**EXTRACT PROVIDED**
Much of Shahrokhi’s analysis was based on the contradiction between what sort of economic behavior is good for the individual and what’s good for the society as a whole. In an economy like the current one — in which employers are closing outlets and laying off workers, credit is incredibly difficult to obtain and many people rightly fear becoming unemployed — his advice to an individual would be to spend less and save more. But if everyone follows that advice, he added, “businesspeople receive less revenue, there’s less production, more unemployment and a smaller economy,” deepening the crisis.
“Pure economists pay much attention to ‘rational behavior,’” Shahrokhi said. “The idea is that people look at the costs and benefits of their own actions. If you are fearful of the future, your income and your job, it is prudent to lower spending and increase savings. People behave economically conservatively under stress, and that’s good. That’s rational. The problem is that what is good and rational for individuals is not necessarily good for the entire group. … If all people reduce spending, income and productivity will fall and it will become a self-fulfilling prophecy” of economic collapse.
Shahrokhi analyzed the recent collapse in the U.S. housing market as the classic bursting of an unsustainable economic bubble, in which housing prices went above the “normal rate” the market would ordinarily sustain. “The price of homes increased quickly and unsustainably due to overeager owners and investors,” Shahrokhi said. “They had different motives. Owners wanted to stay in their homes, and investors wanted to make a profit. In economics, nothing goes on forever.”
According to Shahrokhi, blame for the bubble and its eventual collapse lay equally with the people who bought overpriced homes on shaky adjustable-rate mortgages and the bankers and other investors who financed them. “Why did buyers want homes they couldn’t afford?” he said. “One, they thought the price of homes would keep rising — i.e., other people would keep increasing the demand for homes. Two, especially pervasive in recent years, conspicuous consumption” — a concept Shahrokhi borrowed from late-19th century economist Thorstein Veblen.
What Veblen meant by “conspicuous consumption” was the extravagant lifestyles led by the new super-rich at the end of the 19th century. His theory was that the rich were determined to avoid a crisis of overproduction — a depression caused by the inability of low-wage workers to buy the products they produced — by spending wildly and extravagantly themselves. But Shahrokhi argued that in today’s economy, it’s not only the wealthy but also the middle class that are overextending themselves in the pursuit of conspicuous consumption. “People wanted to consume, just to show off that they had large homes and oversized cars as signs of success,” Shahrokhi explained.

**DATASET SECTION**
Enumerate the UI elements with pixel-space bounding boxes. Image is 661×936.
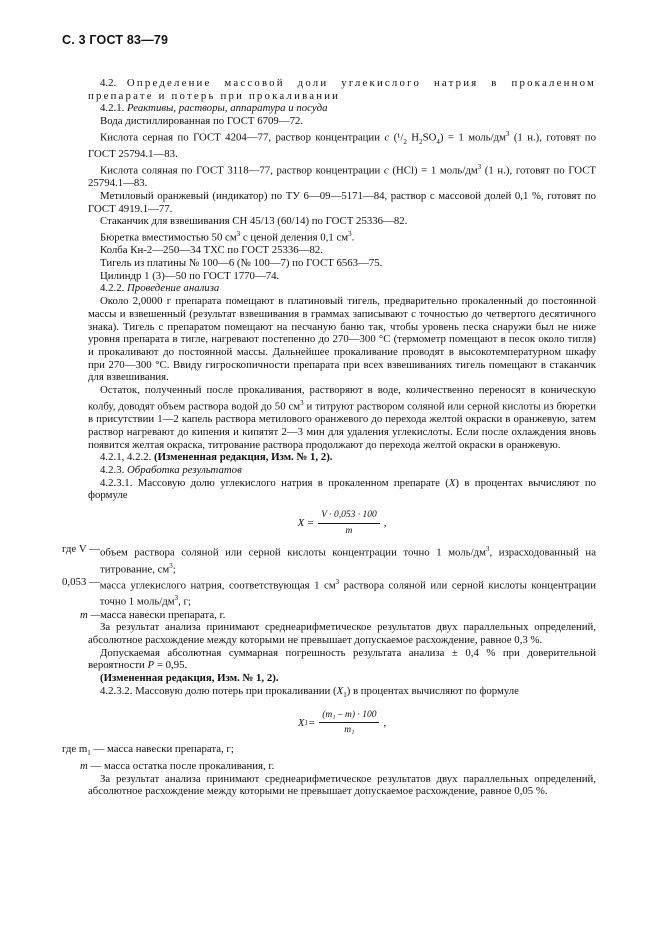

**WHAT TO WORK ON**
Summarize the text on Shahrokhi's economic analysis in three sentences.

**SOLUTION**
Shahrokhi argued that spending less and saving more is rational for an individual who fears for his or her income and job, but if everyone does so, revenue, production and employment fall and the crisis deepens. He described the collapse of the U.S. housing market as the bursting of an unsustainable bubble driven by overeager owners and investors. He placed equal blame on buyers with adjustable-rate mortgages and on those who financed them, and he traced buyers' overreach to the expectation that prices would keep rising and to conspicuous consumption, a concept from Thorstein Veblen that he said now applies to the middle class as well as the wealthy.